■ SUPPLIED MATERIAL ■
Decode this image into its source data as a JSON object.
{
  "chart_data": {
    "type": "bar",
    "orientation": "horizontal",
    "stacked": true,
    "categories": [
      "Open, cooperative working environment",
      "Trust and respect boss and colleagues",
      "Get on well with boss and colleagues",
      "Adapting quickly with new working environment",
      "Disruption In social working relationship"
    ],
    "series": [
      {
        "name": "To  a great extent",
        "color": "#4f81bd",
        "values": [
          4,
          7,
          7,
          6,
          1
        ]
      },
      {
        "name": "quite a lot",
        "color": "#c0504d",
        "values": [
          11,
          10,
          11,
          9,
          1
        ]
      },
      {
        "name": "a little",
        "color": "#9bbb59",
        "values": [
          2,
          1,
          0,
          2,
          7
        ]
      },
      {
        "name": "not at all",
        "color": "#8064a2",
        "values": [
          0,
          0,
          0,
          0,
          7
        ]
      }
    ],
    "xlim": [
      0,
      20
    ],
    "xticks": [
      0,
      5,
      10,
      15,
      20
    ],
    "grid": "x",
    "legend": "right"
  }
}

■ EXERCISE PROMPT ■
Output the data above exactly, please, line for line.

■ PROBLEM SOLUTION ■
Decode this image into its source data as a JSON object.
{
  "chart_data": {
    "type": "bar",
    "orientation": "horizontal",
    "stacked": true,
    "categories": [
      "Open, cooperative working environment",
      "Trust and respect boss and colleagues",
      "Get on well with boss and colleagues",
      "Adapting quickly with new working environment",
      "Disruption In social working relationship"
    ],
    "series": [
      {
        "name": "To  a great extent",
        "color": "#4f81bd",
        "values": [
          4,
          7,
          7,
          6,
          1
        ]
      },
      {
        "name": "quite a lot",
        "color": "#c0504d",
        "values": [
          11,
          10,
          11,
          9,
          1
        ]
      },
      {
        "name": "a little",
        "color": "#9bbb59",
        "values": [
          2,
          1,
          0,
          2,
          7
        ]
      },
      {
        "name": "not at all",
        "color": "#8064a2",
        "values": [
          0,
          0,
          0,
          0,
          7
        ]
      }
    ],
    "xlim": [
      0,
      20
    ],
    "xticks": [
      0,
      5,
      10,
      15,
      20
    ],
    "grid": "x",
    "legend": "right"
  }
}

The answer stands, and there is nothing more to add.